Records shown:

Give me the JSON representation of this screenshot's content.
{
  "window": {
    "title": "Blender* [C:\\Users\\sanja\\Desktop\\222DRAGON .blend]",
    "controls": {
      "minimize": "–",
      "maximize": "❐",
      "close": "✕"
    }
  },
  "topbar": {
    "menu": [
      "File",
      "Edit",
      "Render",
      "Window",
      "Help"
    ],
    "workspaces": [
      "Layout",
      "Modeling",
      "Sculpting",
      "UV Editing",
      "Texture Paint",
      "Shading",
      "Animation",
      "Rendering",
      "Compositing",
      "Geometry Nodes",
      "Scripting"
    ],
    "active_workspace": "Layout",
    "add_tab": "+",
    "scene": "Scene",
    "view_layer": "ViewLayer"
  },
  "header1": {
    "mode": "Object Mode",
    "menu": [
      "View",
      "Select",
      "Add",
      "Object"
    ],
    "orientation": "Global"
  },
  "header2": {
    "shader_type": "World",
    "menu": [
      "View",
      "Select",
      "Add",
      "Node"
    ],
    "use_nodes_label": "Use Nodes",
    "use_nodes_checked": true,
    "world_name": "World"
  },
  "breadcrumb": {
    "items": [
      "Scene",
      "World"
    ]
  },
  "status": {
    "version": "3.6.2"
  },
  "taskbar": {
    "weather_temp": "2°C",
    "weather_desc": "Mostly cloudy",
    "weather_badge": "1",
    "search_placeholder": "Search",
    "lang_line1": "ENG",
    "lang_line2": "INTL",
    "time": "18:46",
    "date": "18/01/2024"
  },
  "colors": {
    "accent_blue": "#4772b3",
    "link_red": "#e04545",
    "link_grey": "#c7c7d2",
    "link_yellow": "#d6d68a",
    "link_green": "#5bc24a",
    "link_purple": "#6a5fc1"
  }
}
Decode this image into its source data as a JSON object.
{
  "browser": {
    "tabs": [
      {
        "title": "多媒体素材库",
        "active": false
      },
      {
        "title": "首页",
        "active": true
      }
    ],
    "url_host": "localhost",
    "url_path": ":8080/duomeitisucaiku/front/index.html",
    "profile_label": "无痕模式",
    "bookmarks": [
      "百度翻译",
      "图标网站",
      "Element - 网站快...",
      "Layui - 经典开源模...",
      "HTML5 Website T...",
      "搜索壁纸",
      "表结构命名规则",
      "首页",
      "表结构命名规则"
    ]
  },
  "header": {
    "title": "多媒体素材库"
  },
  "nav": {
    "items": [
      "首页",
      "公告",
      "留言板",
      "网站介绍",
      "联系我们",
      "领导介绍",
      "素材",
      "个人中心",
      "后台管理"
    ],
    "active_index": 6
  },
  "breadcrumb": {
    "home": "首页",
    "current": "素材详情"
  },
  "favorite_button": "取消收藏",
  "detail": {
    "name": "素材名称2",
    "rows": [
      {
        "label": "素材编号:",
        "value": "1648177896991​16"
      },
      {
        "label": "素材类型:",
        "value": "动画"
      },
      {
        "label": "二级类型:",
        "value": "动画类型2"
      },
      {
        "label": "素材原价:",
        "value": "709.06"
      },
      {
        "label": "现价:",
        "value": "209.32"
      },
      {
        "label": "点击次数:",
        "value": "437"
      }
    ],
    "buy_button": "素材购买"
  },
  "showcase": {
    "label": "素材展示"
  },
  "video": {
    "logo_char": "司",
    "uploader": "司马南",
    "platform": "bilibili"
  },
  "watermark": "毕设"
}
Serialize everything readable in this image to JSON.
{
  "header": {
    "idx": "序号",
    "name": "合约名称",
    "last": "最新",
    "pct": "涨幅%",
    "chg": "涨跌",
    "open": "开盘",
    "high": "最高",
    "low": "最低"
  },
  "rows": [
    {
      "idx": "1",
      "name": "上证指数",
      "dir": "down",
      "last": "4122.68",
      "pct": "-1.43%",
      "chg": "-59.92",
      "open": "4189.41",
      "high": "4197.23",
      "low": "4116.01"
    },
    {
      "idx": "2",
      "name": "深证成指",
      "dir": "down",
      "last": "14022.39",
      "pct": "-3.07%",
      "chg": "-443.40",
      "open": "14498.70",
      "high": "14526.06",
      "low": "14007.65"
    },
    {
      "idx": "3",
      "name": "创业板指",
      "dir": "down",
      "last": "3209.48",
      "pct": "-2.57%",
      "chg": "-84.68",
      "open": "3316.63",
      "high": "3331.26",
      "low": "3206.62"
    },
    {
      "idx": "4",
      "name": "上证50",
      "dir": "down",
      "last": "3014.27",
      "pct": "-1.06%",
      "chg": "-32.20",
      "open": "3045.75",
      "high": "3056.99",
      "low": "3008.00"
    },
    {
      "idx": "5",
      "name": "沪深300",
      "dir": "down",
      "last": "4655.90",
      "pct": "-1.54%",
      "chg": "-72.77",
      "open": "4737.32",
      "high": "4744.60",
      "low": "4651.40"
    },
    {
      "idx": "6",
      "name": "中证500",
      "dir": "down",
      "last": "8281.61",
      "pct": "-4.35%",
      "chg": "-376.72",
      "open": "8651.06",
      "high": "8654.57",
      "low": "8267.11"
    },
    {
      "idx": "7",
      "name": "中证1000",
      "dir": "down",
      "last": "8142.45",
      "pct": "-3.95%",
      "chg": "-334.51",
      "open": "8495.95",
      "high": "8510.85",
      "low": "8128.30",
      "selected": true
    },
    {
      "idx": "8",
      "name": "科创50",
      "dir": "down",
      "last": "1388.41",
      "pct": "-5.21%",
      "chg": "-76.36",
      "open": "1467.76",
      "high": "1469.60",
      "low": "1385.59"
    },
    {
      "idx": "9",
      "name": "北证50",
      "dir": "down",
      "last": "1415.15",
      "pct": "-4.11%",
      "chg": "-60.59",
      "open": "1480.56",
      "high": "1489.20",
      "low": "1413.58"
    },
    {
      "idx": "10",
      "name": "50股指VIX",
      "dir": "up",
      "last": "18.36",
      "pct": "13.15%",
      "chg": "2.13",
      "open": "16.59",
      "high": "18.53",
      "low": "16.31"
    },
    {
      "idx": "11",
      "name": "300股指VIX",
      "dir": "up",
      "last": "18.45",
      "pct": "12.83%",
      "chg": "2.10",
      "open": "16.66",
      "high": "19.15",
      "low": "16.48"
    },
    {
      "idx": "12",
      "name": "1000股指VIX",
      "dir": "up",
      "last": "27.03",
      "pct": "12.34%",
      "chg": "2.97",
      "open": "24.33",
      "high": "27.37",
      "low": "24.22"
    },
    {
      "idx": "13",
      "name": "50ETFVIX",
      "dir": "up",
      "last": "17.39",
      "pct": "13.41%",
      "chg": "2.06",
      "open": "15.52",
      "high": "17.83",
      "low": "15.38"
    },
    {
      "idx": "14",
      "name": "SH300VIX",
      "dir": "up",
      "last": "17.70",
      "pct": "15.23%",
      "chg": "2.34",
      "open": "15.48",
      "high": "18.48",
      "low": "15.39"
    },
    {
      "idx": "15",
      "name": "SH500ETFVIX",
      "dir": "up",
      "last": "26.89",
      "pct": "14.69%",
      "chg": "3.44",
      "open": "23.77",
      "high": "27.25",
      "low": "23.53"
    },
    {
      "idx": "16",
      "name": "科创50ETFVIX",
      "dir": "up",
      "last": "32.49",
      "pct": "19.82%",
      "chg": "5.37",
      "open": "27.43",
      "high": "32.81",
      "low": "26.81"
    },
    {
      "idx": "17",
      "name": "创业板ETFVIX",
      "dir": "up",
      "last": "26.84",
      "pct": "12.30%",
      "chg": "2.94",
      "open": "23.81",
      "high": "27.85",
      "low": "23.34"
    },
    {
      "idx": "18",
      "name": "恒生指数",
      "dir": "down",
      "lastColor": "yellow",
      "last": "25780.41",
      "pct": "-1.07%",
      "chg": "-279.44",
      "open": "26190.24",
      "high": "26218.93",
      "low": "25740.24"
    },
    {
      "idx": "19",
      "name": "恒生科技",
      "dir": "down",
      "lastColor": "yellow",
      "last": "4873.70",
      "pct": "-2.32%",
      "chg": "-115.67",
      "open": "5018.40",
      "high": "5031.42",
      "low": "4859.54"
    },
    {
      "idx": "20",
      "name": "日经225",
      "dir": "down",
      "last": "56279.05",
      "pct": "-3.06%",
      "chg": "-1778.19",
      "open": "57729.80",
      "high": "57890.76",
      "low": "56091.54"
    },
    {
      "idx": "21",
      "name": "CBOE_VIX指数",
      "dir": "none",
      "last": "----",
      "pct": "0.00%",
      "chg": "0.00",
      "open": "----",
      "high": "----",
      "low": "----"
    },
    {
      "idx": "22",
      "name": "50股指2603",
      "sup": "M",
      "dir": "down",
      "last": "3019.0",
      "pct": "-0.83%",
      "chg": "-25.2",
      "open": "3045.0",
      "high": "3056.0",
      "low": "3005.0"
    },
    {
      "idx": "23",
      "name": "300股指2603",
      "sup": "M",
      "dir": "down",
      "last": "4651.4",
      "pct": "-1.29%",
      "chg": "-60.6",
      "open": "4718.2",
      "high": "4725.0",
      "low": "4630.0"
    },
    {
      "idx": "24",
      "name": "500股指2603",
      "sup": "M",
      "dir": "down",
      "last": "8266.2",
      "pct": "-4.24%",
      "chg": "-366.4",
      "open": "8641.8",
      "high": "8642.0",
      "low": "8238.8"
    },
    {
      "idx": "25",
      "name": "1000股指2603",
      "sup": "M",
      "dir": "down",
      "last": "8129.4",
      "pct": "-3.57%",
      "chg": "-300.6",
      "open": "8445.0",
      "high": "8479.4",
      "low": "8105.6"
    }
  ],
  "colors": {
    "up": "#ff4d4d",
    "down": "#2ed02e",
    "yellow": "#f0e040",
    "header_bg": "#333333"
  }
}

Task directions: State the number of lines in these entries that include the string "true". Provide nothing beyond that number.

Task result: 3